## SOURCE EXTRACT
##############################

[erlang-questions] Erlang Package Manager

Loïc Hoguin essen@REDACTED
Wed Dec 31 12:02:45 CET 2014

Hey there, welcome!

Everything I am writing here is not Erlang/OTP team's views. They have 
not said anything after launching the debate and nobody knows if they 
find Nix a good fit or not.

The biggest concern about using Nix from the discussions were Windows 
support. Erlang is supported on a number of OS, the three big ones being 
Linux/Windows/OSX. Patches to Erlang for functionality that do not exist 
on Windows tend to be rejected, so it is assumed the package manager 
will need to work on Windows too.

Potential license issues also came up, most of everything in Erlang's 
world being BSD/MIT/ISC/Apache2. Again, only speculation there.

Currently Erlang has no package manager but does come with dependency 
facilities (third party build tools do, anyway, but everyone uses one of 
those, be it erlang.mk, mad, rebar or another). Each project has a list 
of "deps" that it fetches (from git or other methods), compiles and then 
use when building the Erlang system (Erlang has "releases" which are a 
sort of packaging on steroids for Erlang systems). So people do not 
install anything, they just have different dependencies per project. 
Those dependencies are downloaded in a subfolder of the project.

Also note that the "releases" come with the Erlang VM (BEAM) but also 
all applications needed to run it, so even in production there is little 
need to install anything (the most I ever installed to run a "release" 
was openssl). You just push the "release" to production and you're good.

##############################

## DATA EXTRACT
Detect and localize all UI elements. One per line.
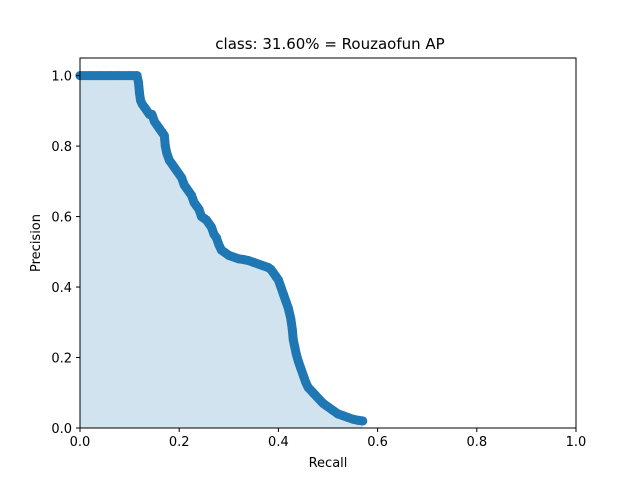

##############################

## PROBLEMS TO SOLVE
1. Please say whether each statement agrees with the Erlang package manager post, answering yes or no and quoting the deciding words: (a) The Erlang/OTP team has said that Nix is a good fit. (b) Project dependencies are downloaded into a subfolder of the project. (c) The most the writer ever installed to run a release was openssl.
2. Carry the Erlang package manager post forward from its final sentence.

## ANSWER SET
1.
(a) No: "They have not said anything after launching the debate and nobody knows if they find Nix a good fit or not."
(b) Yes: "Those dependencies are downloaded in a subfolder of the project."
(c) Yes: "the most I ever installed to run a "release" was openssl"

2.
Personally I love this system and even if a package manager appears I 
will continue keeping things this way (with a manager's help or not). 
With erlang.mk creating a project is a matter of copying one file, 
running one command, editing Makefile, then typing make and you got your 
release generated. More importantly you have a project-local copy of the 
dependencies and so can go in and edit the source directly to fix bugs, 
and then easily push that dependency on your github and make your 
project depend on your github instead of the canonical one (needed while 
you wait for the patch to get merged or if you did a gross hack). If 
it's one of your projects you can also easily make deps/app_name a link 
to your local folder too. I do not see all this being as easy with a 
package manager (but I do not know Nix, so perhaps it is compatible with 
all this). What would make my life easier compared to today though would 
be an official package *index* (erlang.mk comes with an index but it's 
hard to motivate people to fill it; so I have been pushing for something 
official for a while).

The topic of package managers regularly comes up on the mailing list 
though so there are some people who want to deal with installing things.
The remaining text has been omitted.